#### Extracted data ####

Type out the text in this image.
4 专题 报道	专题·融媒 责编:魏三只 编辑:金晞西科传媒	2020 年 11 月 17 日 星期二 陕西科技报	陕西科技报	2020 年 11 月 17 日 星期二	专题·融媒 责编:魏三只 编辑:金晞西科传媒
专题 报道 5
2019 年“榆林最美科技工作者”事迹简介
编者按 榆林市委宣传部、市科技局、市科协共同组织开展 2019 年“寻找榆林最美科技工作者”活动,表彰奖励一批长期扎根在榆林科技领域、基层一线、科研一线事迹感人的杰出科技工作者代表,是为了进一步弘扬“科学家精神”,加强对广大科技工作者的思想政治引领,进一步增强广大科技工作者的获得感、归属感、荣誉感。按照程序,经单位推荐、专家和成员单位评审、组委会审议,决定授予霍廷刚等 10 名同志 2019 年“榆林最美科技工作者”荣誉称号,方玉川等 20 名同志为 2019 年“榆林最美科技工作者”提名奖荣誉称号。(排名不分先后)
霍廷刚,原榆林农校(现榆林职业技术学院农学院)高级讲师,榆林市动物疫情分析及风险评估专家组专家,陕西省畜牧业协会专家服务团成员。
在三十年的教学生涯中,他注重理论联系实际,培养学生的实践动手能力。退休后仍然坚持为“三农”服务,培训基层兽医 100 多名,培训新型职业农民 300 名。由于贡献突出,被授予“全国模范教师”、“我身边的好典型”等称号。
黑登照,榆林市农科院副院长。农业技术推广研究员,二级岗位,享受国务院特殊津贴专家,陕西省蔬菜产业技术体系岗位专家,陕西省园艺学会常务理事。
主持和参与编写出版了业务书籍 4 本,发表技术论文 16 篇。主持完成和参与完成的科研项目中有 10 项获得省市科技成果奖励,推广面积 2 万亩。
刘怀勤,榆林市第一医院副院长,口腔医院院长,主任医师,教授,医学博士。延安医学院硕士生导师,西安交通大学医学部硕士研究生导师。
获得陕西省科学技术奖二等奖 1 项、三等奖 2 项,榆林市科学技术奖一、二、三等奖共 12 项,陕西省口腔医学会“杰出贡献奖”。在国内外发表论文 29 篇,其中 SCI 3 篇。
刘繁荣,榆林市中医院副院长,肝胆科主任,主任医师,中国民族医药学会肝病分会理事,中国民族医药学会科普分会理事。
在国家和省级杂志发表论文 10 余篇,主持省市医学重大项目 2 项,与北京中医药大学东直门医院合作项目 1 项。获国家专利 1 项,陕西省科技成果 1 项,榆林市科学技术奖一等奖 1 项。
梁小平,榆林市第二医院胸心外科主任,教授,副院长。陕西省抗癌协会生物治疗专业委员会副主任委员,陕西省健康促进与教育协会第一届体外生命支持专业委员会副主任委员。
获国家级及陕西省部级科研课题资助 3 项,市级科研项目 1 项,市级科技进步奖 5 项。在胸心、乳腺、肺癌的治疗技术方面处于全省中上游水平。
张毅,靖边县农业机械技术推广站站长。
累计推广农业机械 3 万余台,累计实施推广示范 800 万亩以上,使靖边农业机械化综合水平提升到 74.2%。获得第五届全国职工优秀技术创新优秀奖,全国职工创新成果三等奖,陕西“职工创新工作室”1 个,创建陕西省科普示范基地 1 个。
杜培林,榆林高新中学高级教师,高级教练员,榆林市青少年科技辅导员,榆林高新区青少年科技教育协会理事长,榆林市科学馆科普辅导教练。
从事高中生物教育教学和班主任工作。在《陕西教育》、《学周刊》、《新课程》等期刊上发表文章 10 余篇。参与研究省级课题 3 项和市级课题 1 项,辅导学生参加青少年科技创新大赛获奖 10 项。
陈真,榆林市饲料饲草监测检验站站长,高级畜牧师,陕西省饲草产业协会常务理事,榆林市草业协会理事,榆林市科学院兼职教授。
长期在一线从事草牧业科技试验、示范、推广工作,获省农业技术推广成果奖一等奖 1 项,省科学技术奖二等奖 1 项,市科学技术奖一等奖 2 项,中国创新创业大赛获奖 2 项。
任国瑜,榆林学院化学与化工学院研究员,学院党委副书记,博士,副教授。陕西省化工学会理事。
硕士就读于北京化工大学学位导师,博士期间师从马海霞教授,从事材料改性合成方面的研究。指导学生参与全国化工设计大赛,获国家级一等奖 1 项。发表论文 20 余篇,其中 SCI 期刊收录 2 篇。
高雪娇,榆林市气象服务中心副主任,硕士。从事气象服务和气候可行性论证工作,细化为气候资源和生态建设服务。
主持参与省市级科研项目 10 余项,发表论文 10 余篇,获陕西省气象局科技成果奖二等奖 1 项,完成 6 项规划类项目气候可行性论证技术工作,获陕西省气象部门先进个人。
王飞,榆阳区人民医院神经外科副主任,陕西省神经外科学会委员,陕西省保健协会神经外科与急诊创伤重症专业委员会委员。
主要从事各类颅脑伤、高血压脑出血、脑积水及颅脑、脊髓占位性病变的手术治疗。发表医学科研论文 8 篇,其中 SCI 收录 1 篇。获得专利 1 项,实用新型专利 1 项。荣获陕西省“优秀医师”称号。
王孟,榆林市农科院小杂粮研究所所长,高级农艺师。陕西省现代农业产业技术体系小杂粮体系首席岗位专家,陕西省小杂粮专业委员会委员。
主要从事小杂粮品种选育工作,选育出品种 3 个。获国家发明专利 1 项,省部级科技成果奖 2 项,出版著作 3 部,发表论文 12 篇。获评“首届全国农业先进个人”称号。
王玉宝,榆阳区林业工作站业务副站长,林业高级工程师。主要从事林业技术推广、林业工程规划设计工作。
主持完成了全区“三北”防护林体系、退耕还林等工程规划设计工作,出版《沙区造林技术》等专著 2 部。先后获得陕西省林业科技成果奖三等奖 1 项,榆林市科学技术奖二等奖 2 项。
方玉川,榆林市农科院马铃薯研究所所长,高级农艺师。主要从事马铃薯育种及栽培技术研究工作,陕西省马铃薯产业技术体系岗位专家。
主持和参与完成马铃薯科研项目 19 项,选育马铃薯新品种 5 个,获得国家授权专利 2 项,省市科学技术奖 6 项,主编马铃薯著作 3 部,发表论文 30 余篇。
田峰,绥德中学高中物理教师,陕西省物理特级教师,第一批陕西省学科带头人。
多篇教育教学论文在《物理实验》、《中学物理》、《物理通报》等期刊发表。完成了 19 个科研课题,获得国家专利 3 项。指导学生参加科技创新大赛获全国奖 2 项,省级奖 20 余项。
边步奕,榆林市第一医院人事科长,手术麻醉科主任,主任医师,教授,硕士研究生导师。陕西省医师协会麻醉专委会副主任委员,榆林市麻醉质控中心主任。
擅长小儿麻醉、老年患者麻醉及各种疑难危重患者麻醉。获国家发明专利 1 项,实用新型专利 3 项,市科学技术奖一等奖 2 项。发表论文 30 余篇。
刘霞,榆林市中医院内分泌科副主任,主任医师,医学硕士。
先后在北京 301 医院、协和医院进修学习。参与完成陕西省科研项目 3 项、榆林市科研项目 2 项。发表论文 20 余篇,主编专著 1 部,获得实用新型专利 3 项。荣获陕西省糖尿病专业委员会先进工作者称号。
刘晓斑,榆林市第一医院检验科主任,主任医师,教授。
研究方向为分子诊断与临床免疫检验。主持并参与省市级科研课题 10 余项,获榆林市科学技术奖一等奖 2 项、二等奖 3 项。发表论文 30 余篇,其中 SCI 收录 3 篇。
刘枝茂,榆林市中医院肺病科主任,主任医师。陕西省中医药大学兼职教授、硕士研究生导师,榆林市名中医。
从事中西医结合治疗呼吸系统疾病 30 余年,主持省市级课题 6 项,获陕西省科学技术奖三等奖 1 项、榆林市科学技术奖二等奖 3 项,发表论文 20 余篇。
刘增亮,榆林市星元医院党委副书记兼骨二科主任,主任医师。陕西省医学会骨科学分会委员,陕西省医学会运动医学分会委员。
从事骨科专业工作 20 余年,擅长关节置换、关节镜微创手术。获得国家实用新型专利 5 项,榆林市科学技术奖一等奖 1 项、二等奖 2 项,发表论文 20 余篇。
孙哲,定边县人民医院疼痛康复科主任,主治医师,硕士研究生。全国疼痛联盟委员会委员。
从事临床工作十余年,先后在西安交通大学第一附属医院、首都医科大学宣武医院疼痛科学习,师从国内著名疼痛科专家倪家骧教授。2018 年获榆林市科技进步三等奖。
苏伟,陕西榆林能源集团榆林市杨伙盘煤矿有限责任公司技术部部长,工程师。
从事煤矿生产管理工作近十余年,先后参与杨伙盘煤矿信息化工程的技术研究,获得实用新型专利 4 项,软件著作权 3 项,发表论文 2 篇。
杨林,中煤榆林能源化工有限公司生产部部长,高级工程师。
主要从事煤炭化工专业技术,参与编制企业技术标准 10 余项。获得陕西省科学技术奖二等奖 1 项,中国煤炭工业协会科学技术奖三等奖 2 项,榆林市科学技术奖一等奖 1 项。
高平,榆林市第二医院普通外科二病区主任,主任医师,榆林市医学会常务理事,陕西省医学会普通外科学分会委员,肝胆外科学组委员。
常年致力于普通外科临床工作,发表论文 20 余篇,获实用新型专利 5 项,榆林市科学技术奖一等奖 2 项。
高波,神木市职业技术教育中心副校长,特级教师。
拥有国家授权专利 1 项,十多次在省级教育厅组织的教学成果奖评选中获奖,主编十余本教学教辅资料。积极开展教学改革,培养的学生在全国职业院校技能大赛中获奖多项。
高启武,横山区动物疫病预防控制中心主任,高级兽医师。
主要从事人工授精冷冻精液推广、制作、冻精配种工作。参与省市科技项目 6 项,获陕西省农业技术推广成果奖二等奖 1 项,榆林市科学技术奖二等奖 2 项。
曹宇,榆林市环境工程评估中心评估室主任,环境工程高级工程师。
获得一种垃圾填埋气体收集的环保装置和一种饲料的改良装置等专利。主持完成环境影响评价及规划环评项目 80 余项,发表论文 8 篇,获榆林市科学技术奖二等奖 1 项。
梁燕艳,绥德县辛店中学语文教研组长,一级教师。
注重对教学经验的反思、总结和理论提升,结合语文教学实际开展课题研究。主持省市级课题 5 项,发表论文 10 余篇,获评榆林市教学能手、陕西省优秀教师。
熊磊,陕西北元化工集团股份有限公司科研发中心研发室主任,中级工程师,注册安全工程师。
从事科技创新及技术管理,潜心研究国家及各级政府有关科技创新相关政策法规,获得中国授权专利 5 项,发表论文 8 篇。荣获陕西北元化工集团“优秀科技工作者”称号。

####

● Instructions for the task
Pick out the lines that contain "主任医师" and copy them.

● The output
刘怀勤,榆林市第一医院副院长,口腔医院院长,主任医师,教授,医学博士。延安医学院硕士生导师,西安交通大学医学部硕士研究生导师。
刘繁荣,榆林市中医院副院长,肝胆科主任,主任医师,中国民族医药学会肝病分会理事,中国民族医药学会科普分会理事。
边步奕,榆林市第一医院人事科长,手术麻醉科主任,主任医师,教授,硕士研究生导师。陕西省医师协会麻醉专委会副主任委员,榆林市麻醉质控中心主任。
刘霞,榆林市中医院内分泌科副主任,主任医师,医学硕士。
刘晓斑,榆林市第一医院检验科主任,主任医师,教授。
刘枝茂,榆林市中医院肺病科主任,主任医师。陕西省中医药大学兼职教授、硕士研究生导师,榆林市名中医。
刘增亮,榆林市星元医院党委副书记兼骨二科主任,主任医师。陕西省医学会骨科学分会委员,陕西省医学会运动医学分会委员。
高平,榆林市第二医院普通外科二病区主任,主任医师,榆林市医学会常务理事,陕西省医学会普通外科学分会委员,肝胆外科学组委员。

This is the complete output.